- **Challenge**: Look for the word "object" in the entries below, then copy every line that has it.

- **Source material**:
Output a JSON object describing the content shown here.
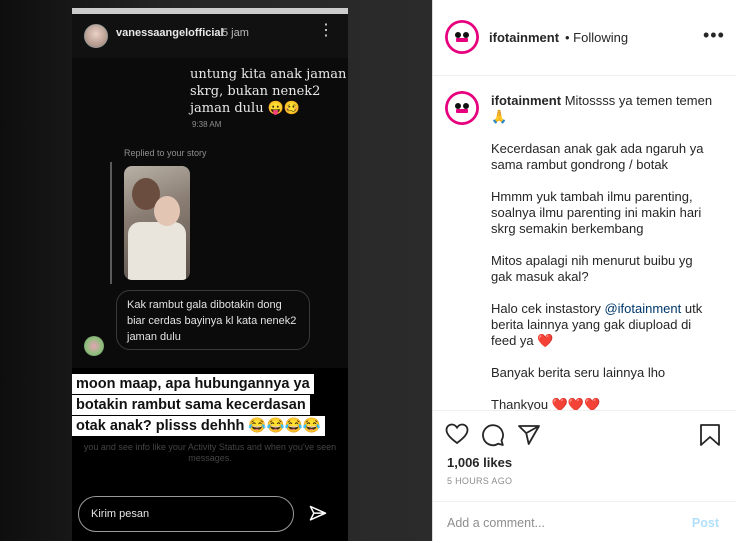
{
  "story": {
    "username": "vanessaangelofficial",
    "time": "5 jam",
    "dm_text": "untung kita anak jaman skrg, bukan nenek2 jaman dulu 😛🥴",
    "dm_time": "9:38 AM",
    "replied_label": "Replied to your story",
    "reply_text": "Kak rambut gala dibotakin dong biar cerdas bayinya kl kata nenek2 jaman dulu",
    "caption_lines": [
      "moon maap, apa hubungannya ya",
      "botakin rambut sama kecerdasan",
      "otak anak? plisss dehhh 😂😂😂😂"
    ],
    "hint_text": "you and see info like your Activity Status and when you've seen messages.",
    "input_placeholder": "Kirim pesan"
  },
  "post": {
    "username": "ifotainment",
    "follow_status": "Following",
    "caption_paragraphs": [
      "Mitossss ya temen temen 🙏",
      "Kecerdasan anak gak ada ngaruh ya sama rambut gondrong / botak",
      "Hmmm yuk tambah ilmu parenting, soalnya ilmu parenting ini makin hari skrg semakin berkembang",
      "Mitos apalagi nih menurut buibu yg gak masuk akal?",
      "Banyak berita seru lainnya lho",
      "Thankyou ❤️❤️❤️"
    ],
    "mention_pre": "Halo cek instastory ",
    "mention": "@ifotainment",
    "mention_post": " utk berita lainnya yang gak diupload di feed ya ❤️",
    "likes": "1,006 likes",
    "time_ago": "5 HOURS AGO",
    "comment_placeholder": "Add a comment...",
    "post_label": "Post"
  },
  "colors": {
    "link": "#00376b",
    "post_button": "#b2dffc",
    "story_bg": "#000000"
  }
}
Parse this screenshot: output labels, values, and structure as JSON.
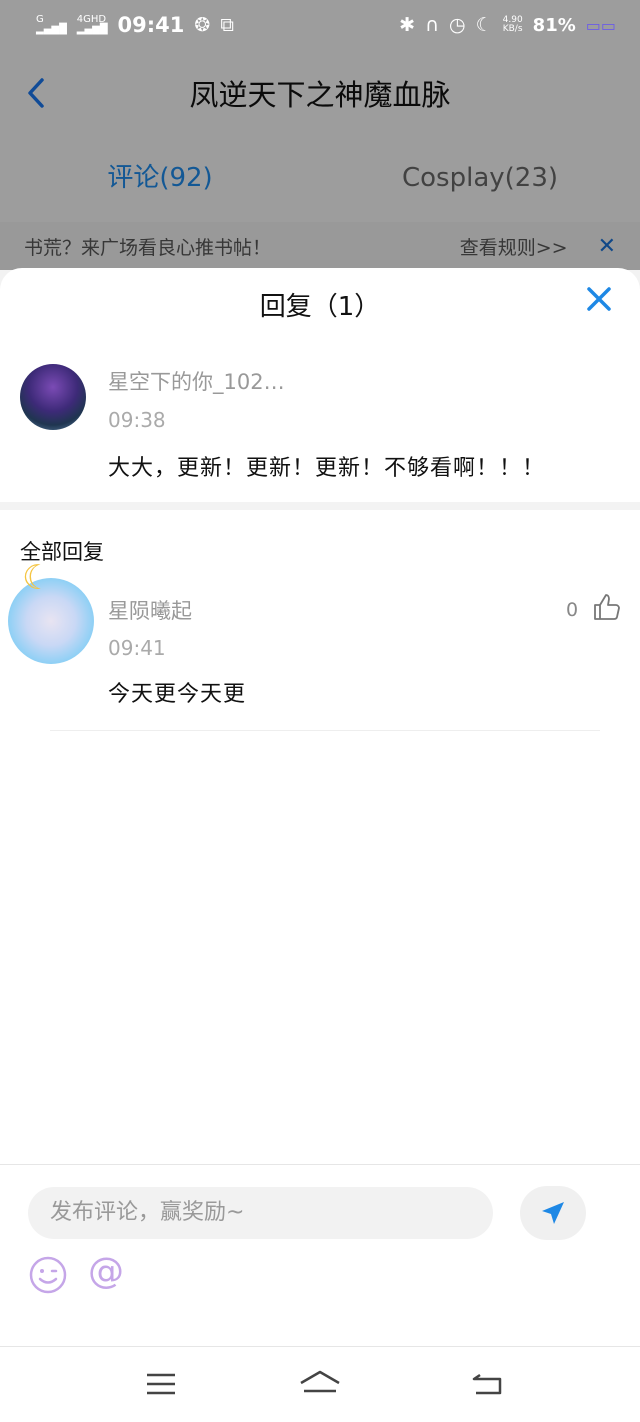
{
  "status_bar": {
    "signal_a": "G",
    "signal_b": "4GHD",
    "time": "09:41",
    "speed_value": "4.90",
    "speed_unit": "KB/s",
    "battery": "81%"
  },
  "nav": {
    "back_icon": "chevron-left-icon",
    "title": "凤逆天下之神魔血脉"
  },
  "tabs": [
    {
      "label": "评论(92)",
      "active": true
    },
    {
      "label": "Cosplay(23)",
      "active": false
    }
  ],
  "notice": {
    "text": "书荒？来广场看良心推书帖！",
    "rule_link": "查看规则>>",
    "close_icon": "close-icon"
  },
  "sheet": {
    "title": "回复（1）",
    "main_comment": {
      "author": "星空下的你_102…",
      "time": "09:38",
      "text": "大大，更新！更新！更新！不够看啊！！！"
    },
    "section_label": "全部回复",
    "replies": [
      {
        "author": "星陨曦起",
        "time": "09:41",
        "text": "今天更今天更",
        "likes": "0"
      }
    ]
  },
  "input_bar": {
    "placeholder": "发布评论，赢奖励~",
    "at_symbol": "@"
  },
  "colors": {
    "accent": "#1e88e5",
    "text_primary": "#111111",
    "text_secondary": "#999999"
  }
}
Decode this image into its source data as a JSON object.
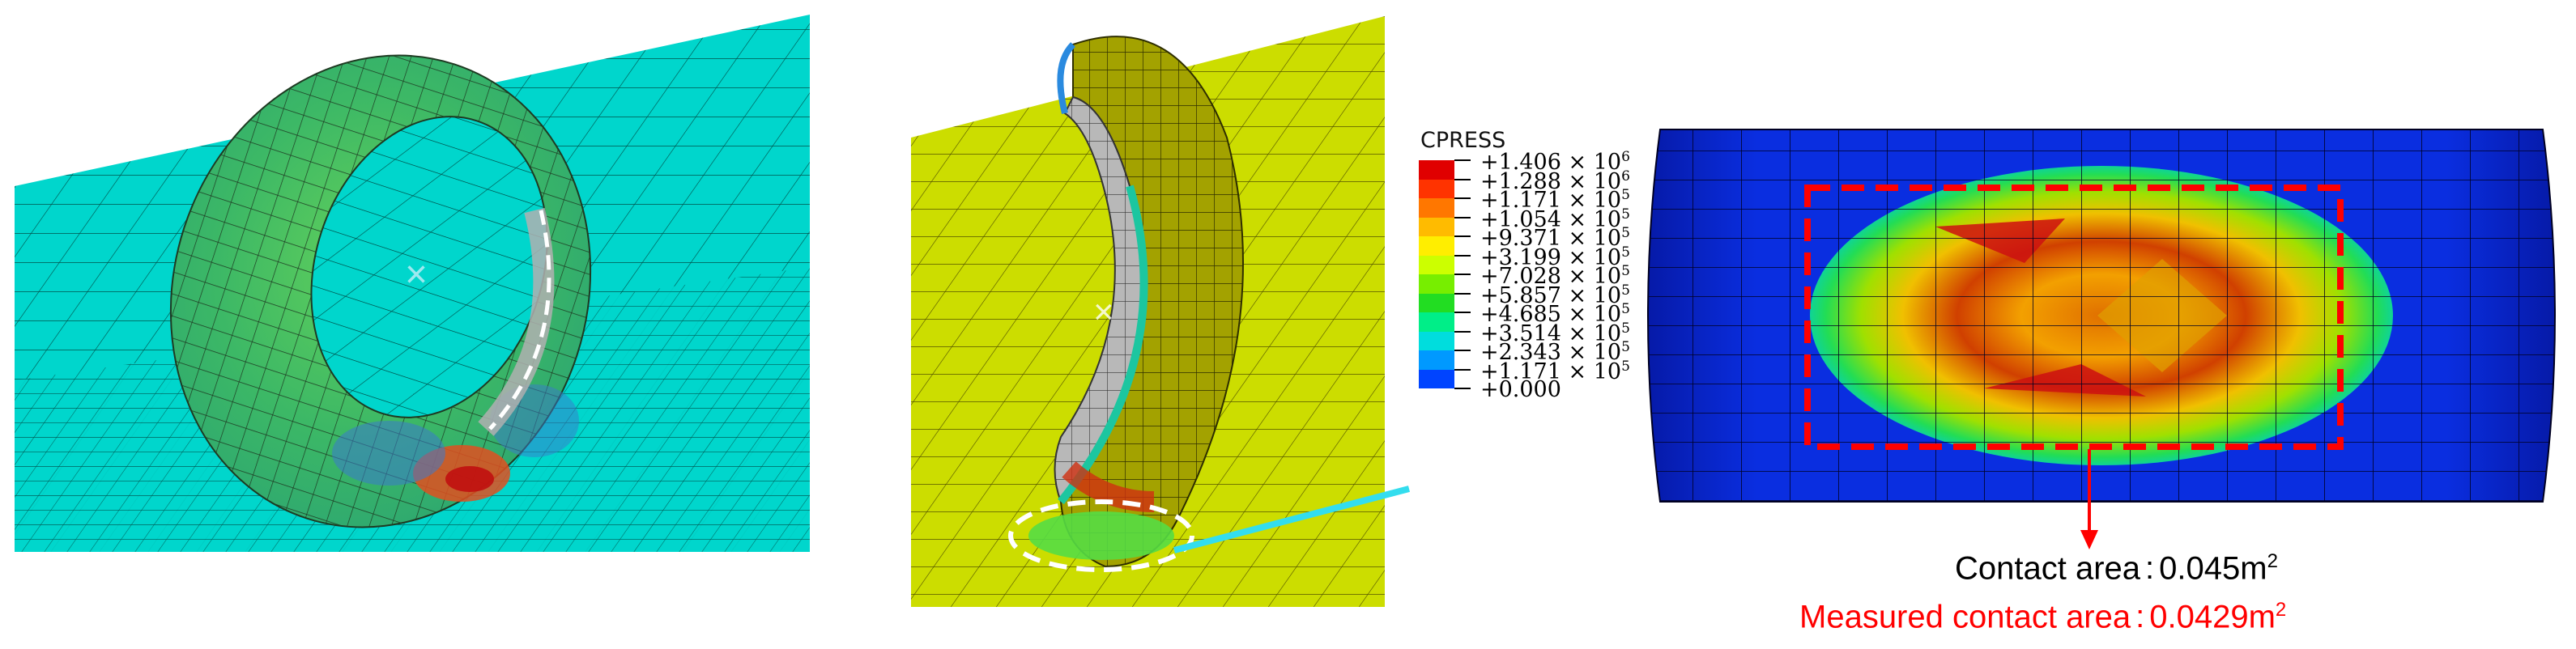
{
  "legend": {
    "title": "CPRESS",
    "entries": [
      {
        "label": "+1.406 × 10",
        "exp": "6",
        "color": "#e00000"
      },
      {
        "label": "+1.288 × 10",
        "exp": "6",
        "color": "#ff3300"
      },
      {
        "label": "+1.171 × 10",
        "exp": "5",
        "color": "#ff7700"
      },
      {
        "label": "+1.054 × 10",
        "exp": "5",
        "color": "#ffbb00"
      },
      {
        "label": "+9.371 × 10",
        "exp": "5",
        "color": "#ffee00"
      },
      {
        "label": "+3.199 × 10",
        "exp": "5",
        "color": "#ccff00"
      },
      {
        "label": "+7.028 × 10",
        "exp": "5",
        "color": "#77ee00"
      },
      {
        "label": "+5.857 × 10",
        "exp": "5",
        "color": "#22dd22"
      },
      {
        "label": "+4.685 × 10",
        "exp": "5",
        "color": "#00ee88"
      },
      {
        "label": "+3.514 × 10",
        "exp": "5",
        "color": "#00dddd"
      },
      {
        "label": "+2.343 × 10",
        "exp": "5",
        "color": "#0099ff"
      },
      {
        "label": "+1.171 × 10",
        "exp": "5",
        "color": "#0044ff"
      },
      {
        "label": "+0.000",
        "exp": "",
        "color": "#0000dd"
      }
    ]
  },
  "captions": {
    "contact_label": "Contact area",
    "contact_value": "0.045m",
    "contact_exp": "2",
    "measured_label": "Measured contact area",
    "measured_value": "0.0429m",
    "measured_exp": "2",
    "separator": ":"
  },
  "colors": {
    "ground_left": "#00d6cc",
    "ground_mid": "#ccdd00",
    "tire_green": "#4cc060",
    "tire_olive": "#a3a200",
    "highlight_dashed": "#ffffff",
    "measured_red": "#ff0000",
    "connector_cyan": "#33ddee",
    "drum_blue": "#0a2ee0"
  }
}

- **Task output**:
Output a JSON object describing the content shown here.
Decode this image into its source data as a JSON object.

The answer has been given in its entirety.